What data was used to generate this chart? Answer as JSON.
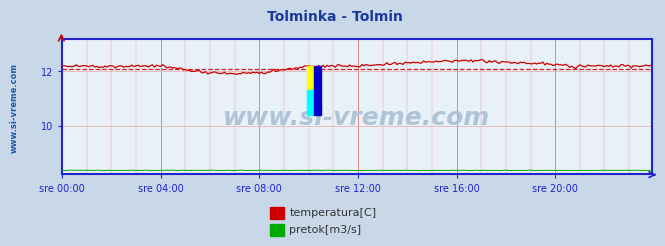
{
  "title": "Tolminka - Tolmin",
  "title_color": "#1a3a9a",
  "title_fontsize": 10,
  "plot_bg_color": "#e8f0f8",
  "outer_bg_color": "#c8d8e8",
  "xlabel_ticks": [
    "sre 00:00",
    "sre 04:00",
    "sre 08:00",
    "sre 12:00",
    "sre 16:00",
    "sre 20:00"
  ],
  "ylabel_values": [
    10,
    12
  ],
  "ylim": [
    8.2,
    13.2
  ],
  "xlim": [
    0,
    287
  ],
  "tick_positions": [
    0,
    48,
    96,
    144,
    192,
    240
  ],
  "watermark": "www.si-vreme.com",
  "watermark_color": "#b0c4d8",
  "watermark_fontsize": 18,
  "sidebar_text": "www.si-vreme.com",
  "sidebar_color": "#1a5aaa",
  "sidebar_fontsize": 6,
  "temp_color": "#cc0000",
  "flow_color": "#00aa00",
  "avg_value": 12.1,
  "avg_color": "#cc0000",
  "grid_color_minor": "#e8aaaa",
  "grid_color_major": "#dd7777",
  "axis_color": "#2222cc",
  "legend_items": [
    "temperatura[C]",
    "pretok[m3/s]"
  ],
  "legend_colors": [
    "#cc0000",
    "#00aa00"
  ],
  "legend_text_color": "#333333",
  "legend_fontsize": 8
}
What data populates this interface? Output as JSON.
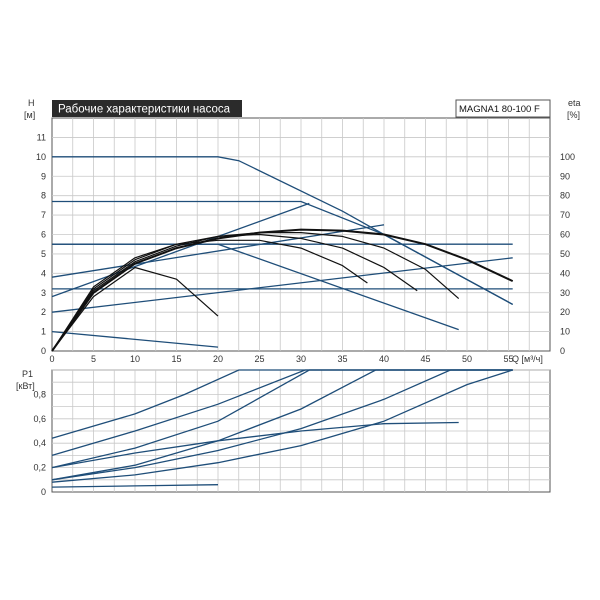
{
  "chart_data": [
    {
      "type": "line",
      "title": "Рабочие характеристики насоса",
      "model": "MAGNA1 80-100 F",
      "xlabel": "Q [м³/ч]",
      "ylabel_left": "H",
      "ylabel_left_unit": "[м]",
      "ylabel_right": "eta",
      "ylabel_right_unit": "[%]",
      "xlim": [
        0,
        60
      ],
      "ylim": [
        0,
        12
      ],
      "y2lim": [
        0,
        120
      ],
      "grid": true,
      "x_ticks": [
        "0",
        "5",
        "10",
        "15",
        "20",
        "25",
        "30",
        "35",
        "40",
        "45",
        "50",
        "55"
      ],
      "y_ticks": [
        "0",
        "1",
        "2",
        "3",
        "4",
        "5",
        "6",
        "7",
        "8",
        "9",
        "10",
        "11"
      ],
      "y2_ticks": [
        "0",
        "10",
        "20",
        "30",
        "40",
        "50",
        "60",
        "70",
        "80",
        "90",
        "100"
      ],
      "head_series": [
        {
          "x": [
            0,
            20,
            22.5,
            35,
            40,
            55.5
          ],
          "y": [
            10,
            10,
            9.8,
            7.2,
            6,
            2.4
          ]
        },
        {
          "x": [
            0,
            30,
            40,
            55.5
          ],
          "y": [
            7.7,
            7.7,
            6,
            2.4
          ]
        },
        {
          "x": [
            0,
            55.5
          ],
          "y": [
            5.5,
            5.5
          ]
        },
        {
          "x": [
            0,
            20,
            49
          ],
          "y": [
            5.5,
            5.5,
            1.1
          ]
        },
        {
          "x": [
            0,
            55.5
          ],
          "y": [
            3.2,
            3.2
          ]
        },
        {
          "x": [
            0,
            20
          ],
          "y": [
            1,
            0.2
          ]
        },
        {
          "x": [
            0,
            31
          ],
          "y": [
            2.8,
            7.6
          ]
        },
        {
          "x": [
            0,
            40
          ],
          "y": [
            3.8,
            6.5
          ]
        },
        {
          "x": [
            0,
            55.5
          ],
          "y": [
            2,
            4.8
          ]
        }
      ],
      "eta_series": [
        {
          "x": [
            0,
            5,
            10,
            15,
            20,
            25,
            30,
            35,
            40,
            45,
            50,
            55.5
          ],
          "y": [
            0,
            30,
            45,
            53,
            58,
            61,
            62.5,
            62,
            60,
            55,
            47,
            36
          ]
        },
        {
          "x": [
            0,
            5,
            10,
            15,
            20,
            25,
            30,
            35,
            40,
            45,
            49
          ],
          "y": [
            0,
            31,
            46,
            54,
            59,
            61,
            61,
            59,
            53,
            42,
            27
          ]
        },
        {
          "x": [
            0,
            5,
            10,
            15,
            20,
            25,
            30,
            35,
            40,
            44
          ],
          "y": [
            0,
            32,
            47,
            55,
            59,
            60,
            58,
            53,
            43,
            31
          ]
        },
        {
          "x": [
            0,
            5,
            10,
            15,
            20,
            25,
            30,
            35,
            38
          ],
          "y": [
            0,
            33,
            48,
            55,
            57,
            57,
            53,
            44,
            35
          ]
        },
        {
          "x": [
            0,
            5,
            10,
            15,
            20
          ],
          "y": [
            0,
            28,
            43,
            37,
            18
          ]
        }
      ]
    },
    {
      "type": "line",
      "ylabel": "P1",
      "ylabel_unit": "[кВт]",
      "xlim": [
        0,
        60
      ],
      "ylim": [
        0,
        1.0
      ],
      "grid": true,
      "x_ticks": [
        "0",
        "5",
        "10",
        "15",
        "20",
        "25",
        "30",
        "35",
        "40",
        "45",
        "50",
        "55"
      ],
      "y_ticks": [
        "0",
        "0,2",
        "0,4",
        "0,6",
        "0,8"
      ],
      "series": [
        {
          "x": [
            0,
            10,
            16,
            22.5,
            55.5
          ],
          "y": [
            0.44,
            0.64,
            0.8,
            1.0,
            1.0
          ]
        },
        {
          "x": [
            0,
            10,
            20,
            30.5,
            55.5
          ],
          "y": [
            0.3,
            0.5,
            0.72,
            1.0,
            1.0
          ]
        },
        {
          "x": [
            0,
            10,
            20,
            31,
            55.5
          ],
          "y": [
            0.2,
            0.36,
            0.58,
            1.0,
            1.0
          ]
        },
        {
          "x": [
            0,
            10,
            20,
            30,
            39,
            55.5
          ],
          "y": [
            0.1,
            0.22,
            0.42,
            0.68,
            1.0,
            1.0
          ]
        },
        {
          "x": [
            0,
            10,
            20,
            30,
            40,
            48,
            55.5
          ],
          "y": [
            0.1,
            0.2,
            0.34,
            0.52,
            0.76,
            1.0,
            1.0
          ]
        },
        {
          "x": [
            0,
            10,
            20,
            30,
            40,
            50,
            55.5
          ],
          "y": [
            0.08,
            0.14,
            0.24,
            0.38,
            0.58,
            0.88,
            1.0
          ]
        },
        {
          "x": [
            0,
            10,
            20,
            30,
            40,
            49
          ],
          "y": [
            0.2,
            0.32,
            0.42,
            0.5,
            0.56,
            0.57
          ]
        },
        {
          "x": [
            0,
            10,
            20
          ],
          "y": [
            0.04,
            0.05,
            0.06
          ]
        }
      ]
    }
  ]
}
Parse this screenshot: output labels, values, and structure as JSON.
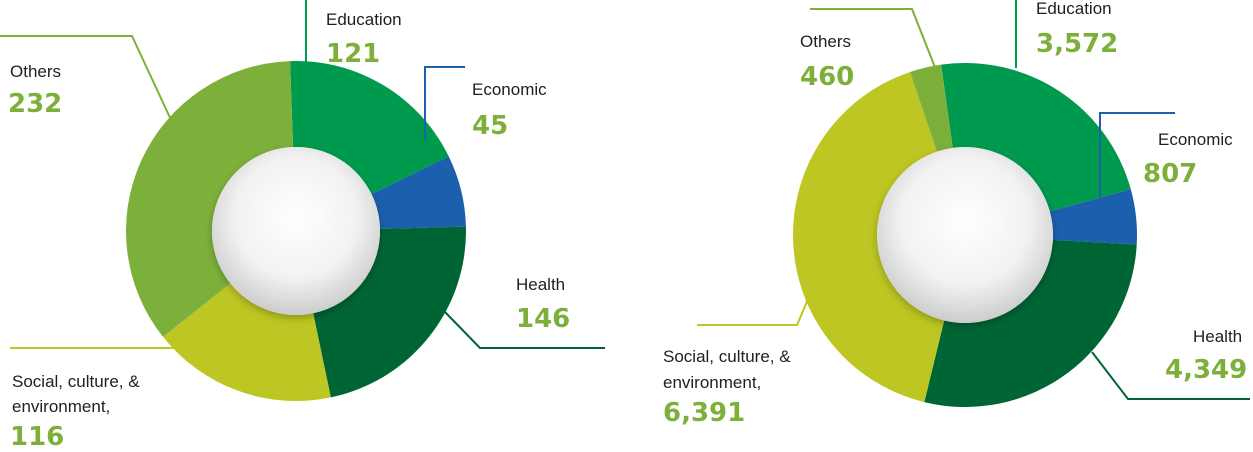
{
  "colors": {
    "education": "#009a4e",
    "economic": "#1b5fad",
    "health": "#006535",
    "social": "#bdc622",
    "others": "#7db03a",
    "value_text": "#7db03a"
  },
  "chart_data": [
    {
      "type": "pie",
      "donut": true,
      "title": "",
      "categories": [
        "Education",
        "Economic",
        "Health",
        "Social, culture, & environment,",
        "Others"
      ],
      "values": [
        121,
        45,
        146,
        116,
        232
      ],
      "value_labels": [
        "121",
        "45",
        "146",
        "116",
        "232"
      ],
      "legend": "none"
    },
    {
      "type": "pie",
      "donut": true,
      "title": "",
      "categories": [
        "Education",
        "Economic",
        "Health",
        "Social, culture, & environment,",
        "Others"
      ],
      "values": [
        3572,
        807,
        4349,
        6391,
        460
      ],
      "value_labels": [
        "3,572",
        "807",
        "4,349",
        "6,391",
        "460"
      ],
      "legend": "none"
    }
  ]
}
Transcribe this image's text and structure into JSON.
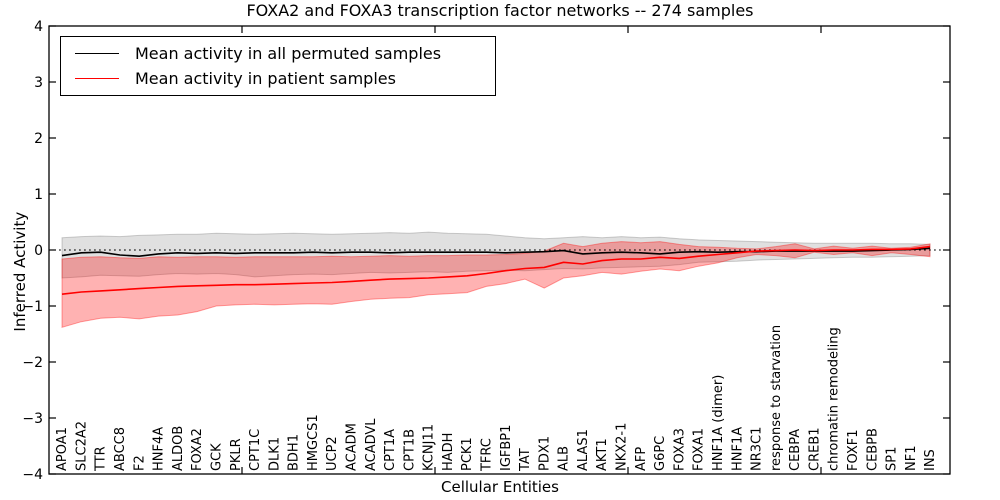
{
  "figure": {
    "title": "FOXA2 and FOXA3 transcription factor networks -- 274 samples",
    "xlabel": "Cellular Entities",
    "ylabel": "Inferred Activity"
  },
  "chart_data": {
    "type": "line",
    "title": "FOXA2 and FOXA3 transcription factor networks -- 274 samples",
    "xlabel": "Cellular Entities",
    "ylabel": "Inferred Activity",
    "ylim": [
      -4,
      4
    ],
    "ytick_labels": [
      "−4",
      "−3",
      "−2",
      "−1",
      "0",
      "1",
      "2",
      "3",
      "4"
    ],
    "grid": false,
    "zero_line": {
      "style": "dotted",
      "color": "#000000",
      "y": 0
    },
    "legend_position": "upper-left",
    "axis_color": "#000000",
    "categories": [
      "APOA1",
      "SLC2A2",
      "TTR",
      "ABCC8",
      "F2",
      "HNF4A",
      "ALDOB",
      "FOXA2",
      "GCK",
      "PKLR",
      "CPT1C",
      "DLK1",
      "BDH1",
      "HMGCS1",
      "UCP2",
      "ACADM",
      "ACADVL",
      "CPT1A",
      "CPT1B",
      "KCNJ11",
      "HADH",
      "PCK1",
      "TFRC",
      "IGFBP1",
      "TAT",
      "PDX1",
      "ALB",
      "ALAS1",
      "AKT1",
      "NKX2-1",
      "AFP",
      "G6PC",
      "FOXA3",
      "FOXA1",
      "HNF1A (dimer)",
      "HNF1A",
      "NR3C1",
      "response to starvation",
      "CEBPA",
      "CREB1",
      "chromatin remodeling",
      "FOXF1",
      "CEBPB",
      "SP1",
      "NF1",
      "INS"
    ],
    "series": [
      {
        "name": "Mean activity in all permuted samples",
        "color": "#000000",
        "band_opacity": 0.12,
        "values": [
          -0.1,
          -0.05,
          -0.04,
          -0.09,
          -0.11,
          -0.07,
          -0.05,
          -0.06,
          -0.05,
          -0.06,
          -0.05,
          -0.05,
          -0.05,
          -0.04,
          -0.05,
          -0.04,
          -0.04,
          -0.05,
          -0.04,
          -0.04,
          -0.04,
          -0.04,
          -0.04,
          -0.05,
          -0.04,
          -0.03,
          -0.01,
          -0.07,
          -0.05,
          -0.04,
          -0.05,
          -0.07,
          -0.04,
          -0.03,
          -0.04,
          -0.03,
          -0.03,
          -0.02,
          -0.02,
          -0.02,
          -0.02,
          -0.02,
          -0.01,
          0.0,
          0.01,
          0.03
        ],
        "band_hi": [
          0.22,
          0.24,
          0.25,
          0.24,
          0.26,
          0.27,
          0.28,
          0.28,
          0.3,
          0.29,
          0.28,
          0.29,
          0.3,
          0.29,
          0.28,
          0.29,
          0.3,
          0.31,
          0.3,
          0.32,
          0.3,
          0.29,
          0.28,
          0.25,
          0.22,
          0.2,
          0.22,
          0.24,
          0.22,
          0.24,
          0.22,
          0.23,
          0.2,
          0.18,
          0.17,
          0.16,
          0.15,
          0.14,
          0.13,
          0.12,
          0.12,
          0.12,
          0.12,
          0.11,
          0.11,
          0.1
        ],
        "band_lo": [
          -0.5,
          -0.48,
          -0.45,
          -0.46,
          -0.47,
          -0.44,
          -0.42,
          -0.43,
          -0.42,
          -0.44,
          -0.48,
          -0.46,
          -0.44,
          -0.43,
          -0.44,
          -0.42,
          -0.4,
          -0.41,
          -0.4,
          -0.39,
          -0.4,
          -0.38,
          -0.37,
          -0.36,
          -0.37,
          -0.35,
          -0.33,
          -0.34,
          -0.32,
          -0.31,
          -0.3,
          -0.29,
          -0.26,
          -0.22,
          -0.21,
          -0.2,
          -0.18,
          -0.17,
          -0.16,
          -0.15,
          -0.14,
          -0.13,
          -0.13,
          -0.12,
          -0.11,
          -0.1
        ]
      },
      {
        "name": "Mean activity in patient samples",
        "color": "#ff0000",
        "band_opacity": 0.3,
        "values": [
          -0.79,
          -0.75,
          -0.73,
          -0.71,
          -0.69,
          -0.67,
          -0.65,
          -0.64,
          -0.63,
          -0.62,
          -0.62,
          -0.61,
          -0.6,
          -0.59,
          -0.58,
          -0.56,
          -0.54,
          -0.52,
          -0.51,
          -0.5,
          -0.48,
          -0.46,
          -0.42,
          -0.37,
          -0.33,
          -0.31,
          -0.22,
          -0.25,
          -0.19,
          -0.16,
          -0.16,
          -0.13,
          -0.15,
          -0.11,
          -0.08,
          -0.05,
          -0.02,
          -0.01,
          0.0,
          -0.01,
          0.0,
          0.0,
          0.01,
          0.01,
          0.02,
          0.06
        ],
        "band_hi": [
          -0.16,
          -0.13,
          -0.12,
          -0.14,
          -0.15,
          -0.12,
          -0.13,
          -0.12,
          -0.12,
          -0.13,
          -0.12,
          -0.12,
          -0.12,
          -0.12,
          -0.11,
          -0.12,
          -0.11,
          -0.1,
          -0.11,
          -0.1,
          -0.1,
          -0.09,
          -0.09,
          -0.08,
          -0.06,
          -0.02,
          0.12,
          0.06,
          0.12,
          0.15,
          0.13,
          0.15,
          0.1,
          0.06,
          0.05,
          0.03,
          0.02,
          0.06,
          0.11,
          0.02,
          0.07,
          0.03,
          0.07,
          0.03,
          0.05,
          0.11
        ],
        "band_lo": [
          -1.38,
          -1.28,
          -1.22,
          -1.2,
          -1.23,
          -1.18,
          -1.16,
          -1.1,
          -1.0,
          -0.98,
          -0.97,
          -0.98,
          -0.97,
          -0.96,
          -0.97,
          -0.92,
          -0.88,
          -0.86,
          -0.85,
          -0.8,
          -0.78,
          -0.76,
          -0.65,
          -0.6,
          -0.52,
          -0.68,
          -0.5,
          -0.46,
          -0.4,
          -0.43,
          -0.38,
          -0.34,
          -0.37,
          -0.29,
          -0.23,
          -0.14,
          -0.08,
          -0.1,
          -0.14,
          -0.04,
          -0.08,
          -0.05,
          -0.1,
          -0.05,
          -0.08,
          -0.12
        ]
      }
    ]
  }
}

The problem:
Check all the records above and select each line where the string "samples" is found.

Response below:
    "title": "FOXA2 and FOXA3 transcription factor networks -- 274 samples",
    "title": "FOXA2 and FOXA3 transcription factor networks -- 274 samples",
        "name": "Mean activity in all permuted samples",
        "name": "Mean activity in patient samples",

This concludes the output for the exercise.